Material supplied ->
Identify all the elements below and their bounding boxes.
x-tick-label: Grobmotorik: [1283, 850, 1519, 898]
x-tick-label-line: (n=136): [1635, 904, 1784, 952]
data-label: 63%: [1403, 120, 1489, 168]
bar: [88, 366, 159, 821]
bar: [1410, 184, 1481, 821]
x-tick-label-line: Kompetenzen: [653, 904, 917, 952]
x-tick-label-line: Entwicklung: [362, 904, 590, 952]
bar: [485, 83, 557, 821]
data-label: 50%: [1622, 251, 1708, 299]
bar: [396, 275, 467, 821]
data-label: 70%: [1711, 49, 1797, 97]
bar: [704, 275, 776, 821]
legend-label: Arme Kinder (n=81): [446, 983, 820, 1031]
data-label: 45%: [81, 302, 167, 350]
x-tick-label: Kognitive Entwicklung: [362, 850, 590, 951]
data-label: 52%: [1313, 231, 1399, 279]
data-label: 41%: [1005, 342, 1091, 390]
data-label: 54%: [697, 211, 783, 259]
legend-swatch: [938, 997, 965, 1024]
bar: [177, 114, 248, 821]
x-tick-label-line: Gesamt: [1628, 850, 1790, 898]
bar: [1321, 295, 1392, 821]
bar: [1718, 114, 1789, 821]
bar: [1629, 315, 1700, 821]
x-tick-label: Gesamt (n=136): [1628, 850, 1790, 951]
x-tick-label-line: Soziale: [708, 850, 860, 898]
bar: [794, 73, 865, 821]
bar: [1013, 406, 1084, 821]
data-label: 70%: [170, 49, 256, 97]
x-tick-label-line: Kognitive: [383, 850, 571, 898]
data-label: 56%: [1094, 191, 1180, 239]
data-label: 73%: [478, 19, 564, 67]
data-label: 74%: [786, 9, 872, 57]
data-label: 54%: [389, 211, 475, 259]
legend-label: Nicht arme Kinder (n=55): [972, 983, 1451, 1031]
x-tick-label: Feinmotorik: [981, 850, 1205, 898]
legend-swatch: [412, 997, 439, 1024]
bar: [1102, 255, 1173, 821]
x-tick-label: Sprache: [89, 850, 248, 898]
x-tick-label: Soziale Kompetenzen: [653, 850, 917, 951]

Aim of the task ->
Convert every line of the items above into a Markdown table with the columns "Row" and "Item line," numbering the rows in order and omitting any blank lines.

Exercise output ->
| Row | Item line |
|---|---|
| 1 | Identify all the elements below and their bounding boxes. |
| 2 | x-tick-label: Grobmotorik: [1283, 850, 1519, 898] |
| 3 | x-tick-label-line: (n=136): [1635, 904, 1784, 952] |
| 4 | data-label: 63%: [1403, 120, 1489, 168] |
| 5 | bar: [88, 366, 159, 821] |
| 6 | bar: [1410, 184, 1481, 821] |
| 7 | x-tick-label-line: Kompetenzen: [653, 904, 917, 952] |
| 8 | x-tick-label-line: Entwicklung: [362, 904, 590, 952] |
| 9 | bar: [485, 83, 557, 821] |
| 10 | data-label: 50%: [1622, 251, 1708, 299] |
| 11 | bar: [396, 275, 467, 821] |
| 12 | data-label: 70%: [1711, 49, 1797, 97] |
| 13 | bar: [704, 275, 776, 821] |
| 14 | legend-label: Arme Kinder (n=81): [446, 983, 820, 1031] |
| 15 | data-label: 45%: [81, 302, 167, 350] |
| 16 | x-tick-label: Kognitive Entwicklung: [362, 850, 590, 951] |
| 17 | data-label: 52%: [1313, 231, 1399, 279] |
| 18 | data-label: 41%: [1005, 342, 1091, 390] |
| 19 | data-label: 54%: [697, 211, 783, 259] |
| 20 | legend-swatch: [938, 997, 965, 1024] |
| 21 | bar: [177, 114, 248, 821] |
| 22 | x-tick-label-line: Gesamt: [1628, 850, 1790, 898] |
| 23 | bar: [1321, 295, 1392, 821] |
| 24 | bar: [1718, 114, 1789, 821] |
| 25 | bar: [1629, 315, 1700, 821] |
| 26 | x-tick-label: Gesamt (n=136): [1628, 850, 1790, 951] |
| 27 | x-tick-label-line: Soziale: [708, 850, 860, 898] |
| 28 | bar: [794, 73, 865, 821] |
| 29 | bar: [1013, 406, 1084, 821] |
| 30 | data-label: 70%: [170, 49, 256, 97] |
| 31 | x-tick-label-line: Kognitive: [383, 850, 571, 898] |
| 32 | data-label: 56%: [1094, 191, 1180, 239] |
| 33 | data-label: 73%: [478, 19, 564, 67] |
| 34 | data-label: 74%: [786, 9, 872, 57] |
| 35 | data-label: 54%: [389, 211, 475, 259] |
| 36 | legend-label: Nicht arme Kinder (n=55): [972, 983, 1451, 1031] |
| 37 | x-tick-label: Feinmotorik: [981, 850, 1205, 898] |
| 38 | legend-swatch: [412, 997, 439, 1024] |
| 39 | bar: [1102, 255, 1173, 821] |
| 40 | x-tick-label: Sprache: [89, 850, 248, 898] |
| 41 | x-tick-label: Soziale Kompetenzen: [653, 850, 917, 951] |